:: Given request ::
Return every line of the records below verbatim, with no pictures in the copy.

--- START Available data ---

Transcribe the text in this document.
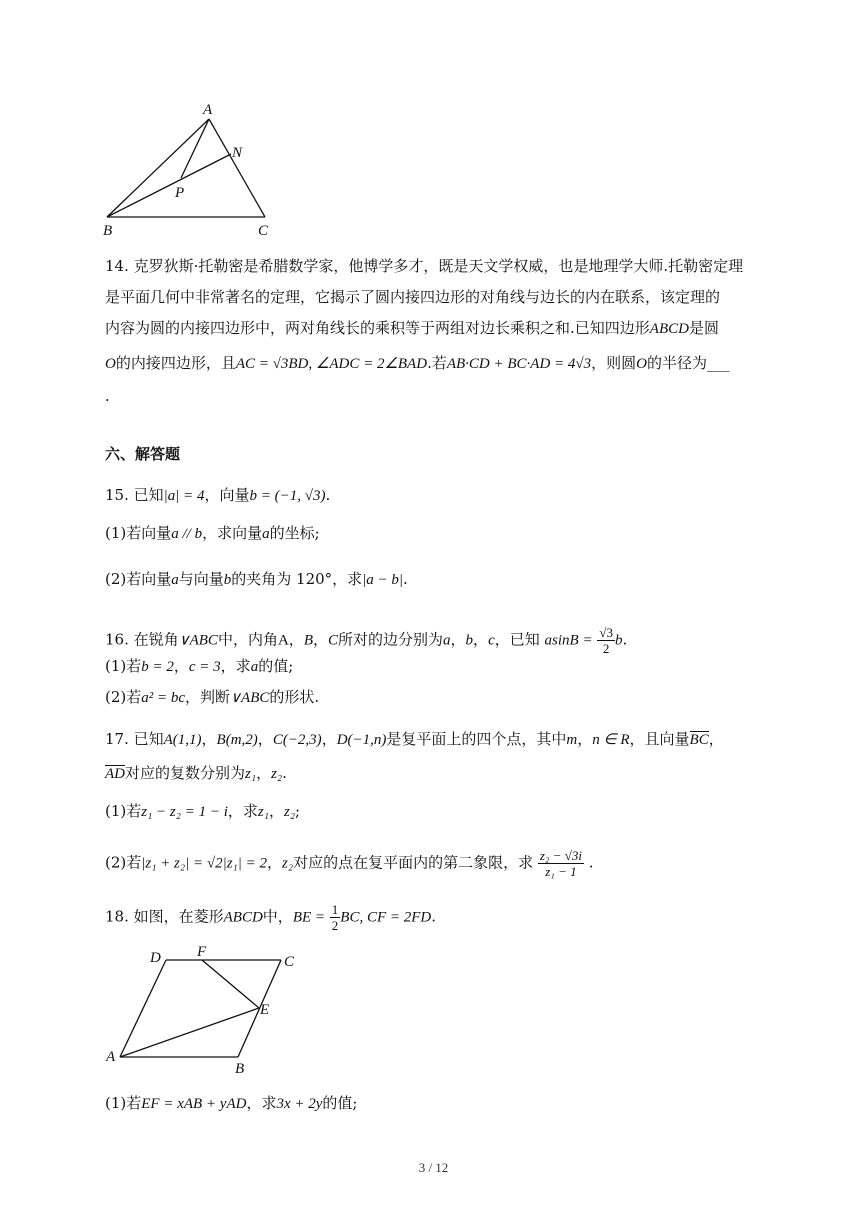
A
N
P
B	C
14. 克罗狄斯·托勒密是希腊数学家，他博学多才，既是天文学权威，也是地理学大师.托勒密定理
是平面几何中非常著名的定理，它揭示了圆内接四边形的对角线与边长的内在联系，该定理的
内容为圆的内接四边形中，两对角线长的乘积等于两组对边长乘积之和.已知四边形ABCD是圆
O的内接四边形，且AC = √3BD, ∠ADC = 2∠BAD.若AB·CD + BC·AD = 4√3，则圆O的半径为___
.
六、解答题
15. 已知|a| = 4，向量b = (−1, √3).
(1)若向量a // b，求向量a的坐标;
(2)若向量a与向量b的夹角为 120°，求|a − b|.
16. 在锐角∨ABC中，内角A，B，C所对的边分别为a，b，c，已知 $asinB = \frac{√3}{2} b$.
(1)若b = 2，c = 3，求a的值;
(2)若a² = bc，判断∨ABC的形状.
17. 已知A(1,1)，B(m,2)，C(−2,3)，D(−1,n)是复平面上的四个点，其中m，n ∈ R，且向量BC，
AD对应的复数分别为z₁，z₂.
(1)若z₁ − z₂ = 1 − i，求z₁，z₂;
(2)若|z₁ + z₂| = √2|z₁| = 2，z₂对应的点在复平面内的第二象限，求 $\frac{\text{z₂ − √3i}}{\text{z₁ − 1}}$ .
18. 如图，在菱形ABCD中，BE = $\frac{1}{2}$ BC, CF = 2FD.
D F
C
E
A
B
(1)若EF = xAB + yAD，求3x + 2y的值;
3 / 12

--- END Available data ---

:: Task response ::
Transcribe the text in this document.
A
N
P
B	C
14. 克罗狄斯·托勒密是希腊数学家，他博学多才，既是天文学权威，也是地理学大师.托勒密定理
是平面几何中非常著名的定理，它揭示了圆内接四边形的对角线与边长的内在联系，该定理的
内容为圆的内接四边形中，两对角线长的乘积等于两组对边长乘积之和.已知四边形ABCD是圆
O的内接四边形，且AC = √3BD, ∠ADC = 2∠BAD.若AB·CD + BC·AD = 4√3，则圆O的半径为___
.
六、解答题
15. 已知|a| = 4，向量b = (−1, √3).
(1)若向量a // b，求向量a的坐标;
(2)若向量a与向量b的夹角为 120°，求|a − b|.
16. 在锐角∨ABC中，内角A，B，C所对的边分别为a，b，c，已知 $asinB = \frac{√3}{2} b$.
(1)若b = 2，c = 3，求a的值;
(2)若a² = bc，判断∨ABC的形状.
17. 已知A(1,1)，B(m,2)，C(−2,3)，D(−1,n)是复平面上的四个点，其中m，n ∈ R，且向量BC，
AD对应的复数分别为z₁，z₂.
(1)若z₁ − z₂ = 1 − i，求z₁，z₂;
(2)若|z₁ + z₂| = √2|z₁| = 2，z₂对应的点在复平面内的第二象限，求 $\frac{\text{z₂ − √3i}}{\text{z₁ − 1}}$ .
18. 如图，在菱形ABCD中，BE = $\frac{1}{2}$ BC, CF = 2FD.
D F
C
E
A
B
(1)若EF = xAB + yAD，求3x + 2y的值;
3 / 12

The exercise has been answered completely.